Given task
Everything in the listing except the pictures should be written out exactly.

Collected data entries:
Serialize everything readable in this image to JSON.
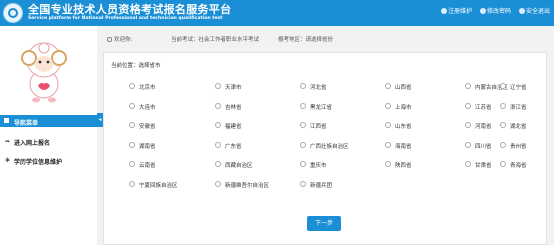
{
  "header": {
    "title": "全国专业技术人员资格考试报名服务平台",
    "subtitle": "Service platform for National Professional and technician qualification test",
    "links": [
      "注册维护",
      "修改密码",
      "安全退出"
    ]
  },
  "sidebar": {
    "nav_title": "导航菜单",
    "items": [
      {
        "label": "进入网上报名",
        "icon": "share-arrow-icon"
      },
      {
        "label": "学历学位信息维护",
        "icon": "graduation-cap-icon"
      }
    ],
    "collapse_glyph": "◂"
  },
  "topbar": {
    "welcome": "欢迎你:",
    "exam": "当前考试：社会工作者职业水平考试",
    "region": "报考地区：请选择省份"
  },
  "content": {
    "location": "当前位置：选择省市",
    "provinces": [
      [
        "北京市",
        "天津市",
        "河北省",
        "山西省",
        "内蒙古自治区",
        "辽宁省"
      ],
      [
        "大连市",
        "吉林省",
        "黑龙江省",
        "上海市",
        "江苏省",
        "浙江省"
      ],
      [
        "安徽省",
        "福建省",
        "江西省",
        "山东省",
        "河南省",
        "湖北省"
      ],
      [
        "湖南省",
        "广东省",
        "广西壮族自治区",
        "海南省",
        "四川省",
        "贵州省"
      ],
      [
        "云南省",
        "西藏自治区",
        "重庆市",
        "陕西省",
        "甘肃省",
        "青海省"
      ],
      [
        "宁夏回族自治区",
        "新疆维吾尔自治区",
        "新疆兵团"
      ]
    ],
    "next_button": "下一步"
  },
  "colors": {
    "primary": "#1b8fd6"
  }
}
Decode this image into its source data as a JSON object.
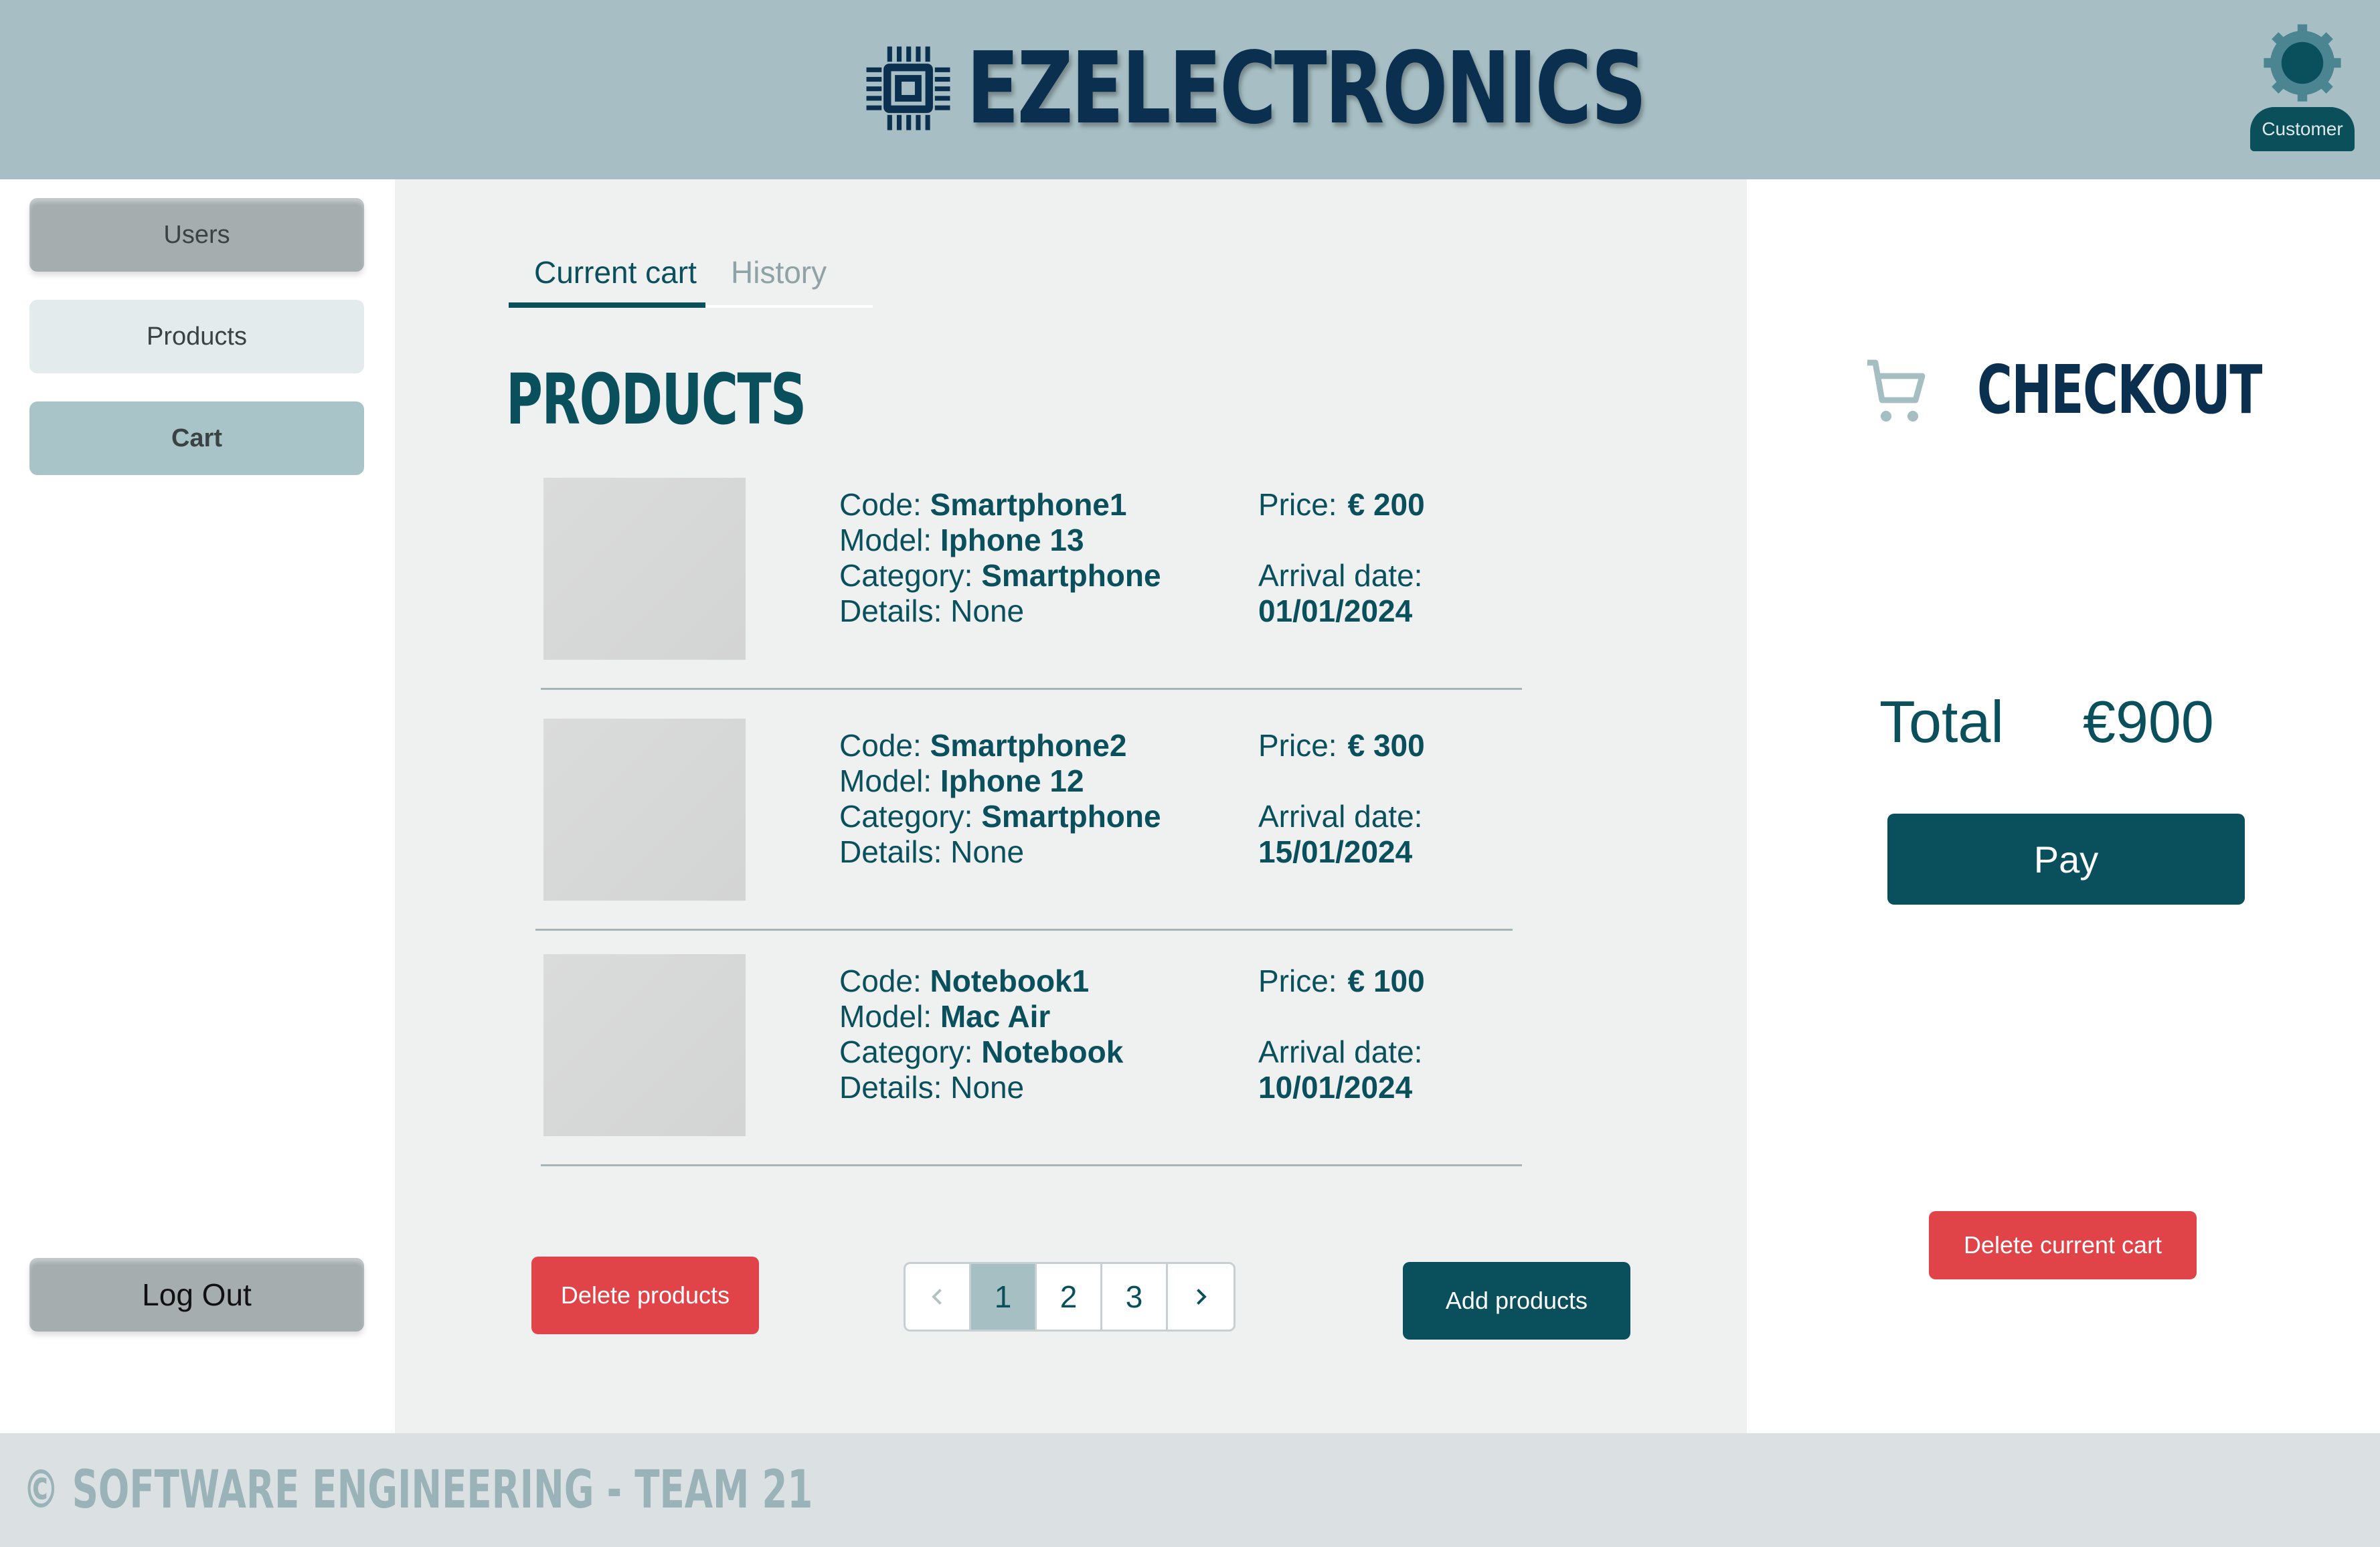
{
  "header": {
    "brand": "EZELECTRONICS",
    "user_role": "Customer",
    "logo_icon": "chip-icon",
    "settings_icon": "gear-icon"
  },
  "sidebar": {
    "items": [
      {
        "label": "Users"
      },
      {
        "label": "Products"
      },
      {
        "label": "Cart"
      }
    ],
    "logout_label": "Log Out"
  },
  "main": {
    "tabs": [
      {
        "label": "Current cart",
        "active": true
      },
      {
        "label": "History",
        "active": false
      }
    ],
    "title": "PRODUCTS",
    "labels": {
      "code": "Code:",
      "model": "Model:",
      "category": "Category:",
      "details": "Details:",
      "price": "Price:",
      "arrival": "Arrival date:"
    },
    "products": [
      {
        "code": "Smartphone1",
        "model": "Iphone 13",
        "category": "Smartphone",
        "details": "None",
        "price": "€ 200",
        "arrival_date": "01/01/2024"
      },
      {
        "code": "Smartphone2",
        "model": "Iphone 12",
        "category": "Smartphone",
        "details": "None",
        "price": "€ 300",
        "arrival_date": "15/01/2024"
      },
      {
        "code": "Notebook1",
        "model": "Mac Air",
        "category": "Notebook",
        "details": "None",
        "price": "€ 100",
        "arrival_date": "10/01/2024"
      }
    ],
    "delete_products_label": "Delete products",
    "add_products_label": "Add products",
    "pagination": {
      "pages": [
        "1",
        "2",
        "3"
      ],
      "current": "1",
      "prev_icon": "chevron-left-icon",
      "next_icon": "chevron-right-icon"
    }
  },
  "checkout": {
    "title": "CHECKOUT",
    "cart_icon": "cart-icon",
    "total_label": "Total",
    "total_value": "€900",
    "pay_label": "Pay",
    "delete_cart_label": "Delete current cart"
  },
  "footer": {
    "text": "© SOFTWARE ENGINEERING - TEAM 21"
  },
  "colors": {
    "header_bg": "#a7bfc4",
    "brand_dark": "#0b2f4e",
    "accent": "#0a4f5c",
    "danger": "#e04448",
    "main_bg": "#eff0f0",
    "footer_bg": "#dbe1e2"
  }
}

Solved problem
Serialize everything readable in this image to JSON.
{
  "header": {
    "title": "全国专业技术人员资格考试报名服务平台",
    "subtitle": "Service platform for National Professional and technician qualification test",
    "links": [
      "注册维护",
      "修改密码",
      "安全退出"
    ]
  },
  "sidebar": {
    "nav_title": "导航菜单",
    "items": [
      {
        "label": "进入网上报名",
        "icon": "share-arrow-icon"
      },
      {
        "label": "学历学位信息维护",
        "icon": "graduation-cap-icon"
      }
    ],
    "collapse_glyph": "◂"
  },
  "topbar": {
    "welcome": "欢迎你:",
    "exam": "当前考试：社会工作者职业水平考试",
    "region": "报考地区：请选择省份"
  },
  "content": {
    "location": "当前位置：选择省市",
    "provinces": [
      [
        "北京市",
        "天津市",
        "河北省",
        "山西省",
        "内蒙古自治区",
        "辽宁省"
      ],
      [
        "大连市",
        "吉林省",
        "黑龙江省",
        "上海市",
        "江苏省",
        "浙江省"
      ],
      [
        "安徽省",
        "福建省",
        "江西省",
        "山东省",
        "河南省",
        "湖北省"
      ],
      [
        "湖南省",
        "广东省",
        "广西壮族自治区",
        "海南省",
        "四川省",
        "贵州省"
      ],
      [
        "云南省",
        "西藏自治区",
        "重庆市",
        "陕西省",
        "甘肃省",
        "青海省"
      ],
      [
        "宁夏回族自治区",
        "新疆维吾尔自治区",
        "新疆兵团"
      ]
    ],
    "next_button": "下一步"
  },
  "colors": {
    "primary": "#1b8fd6"
  }
}
Decode this image into its source data as a JSON object.
{
  "header": {
    "brand": "EZELECTRONICS",
    "user_role": "Customer",
    "logo_icon": "chip-icon",
    "settings_icon": "gear-icon"
  },
  "sidebar": {
    "items": [
      {
        "label": "Users"
      },
      {
        "label": "Products"
      },
      {
        "label": "Cart"
      }
    ],
    "logout_label": "Log Out"
  },
  "main": {
    "tabs": [
      {
        "label": "Current cart",
        "active": true
      },
      {
        "label": "History",
        "active": false
      }
    ],
    "title": "PRODUCTS",
    "labels": {
      "code": "Code:",
      "model": "Model:",
      "category": "Category:",
      "details": "Details:",
      "price": "Price:",
      "arrival": "Arrival date:"
    },
    "products": [
      {
        "code": "Smartphone1",
        "model": "Iphone 13",
        "category": "Smartphone",
        "details": "None",
        "price": "€ 200",
        "arrival_date": "01/01/2024"
      },
      {
        "code": "Smartphone2",
        "model": "Iphone 12",
        "category": "Smartphone",
        "details": "None",
        "price": "€ 300",
        "arrival_date": "15/01/2024"
      },
      {
        "code": "Notebook1",
        "model": "Mac Air",
        "category": "Notebook",
        "details": "None",
        "price": "€ 100",
        "arrival_date": "10/01/2024"
      }
    ],
    "delete_products_label": "Delete products",
    "add_products_label": "Add products",
    "pagination": {
      "pages": [
        "1",
        "2",
        "3"
      ],
      "current": "1",
      "prev_icon": "chevron-left-icon",
      "next_icon": "chevron-right-icon"
    }
  },
  "checkout": {
    "title": "CHECKOUT",
    "cart_icon": "cart-icon",
    "total_label": "Total",
    "total_value": "€900",
    "pay_label": "Pay",
    "delete_cart_label": "Delete current cart"
  },
  "footer": {
    "text": "© SOFTWARE ENGINEERING - TEAM 21"
  },
  "colors": {
    "header_bg": "#a7bfc4",
    "brand_dark": "#0b2f4e",
    "accent": "#0a4f5c",
    "danger": "#e04448",
    "main_bg": "#eff0f0",
    "footer_bg": "#dbe1e2"
  }
}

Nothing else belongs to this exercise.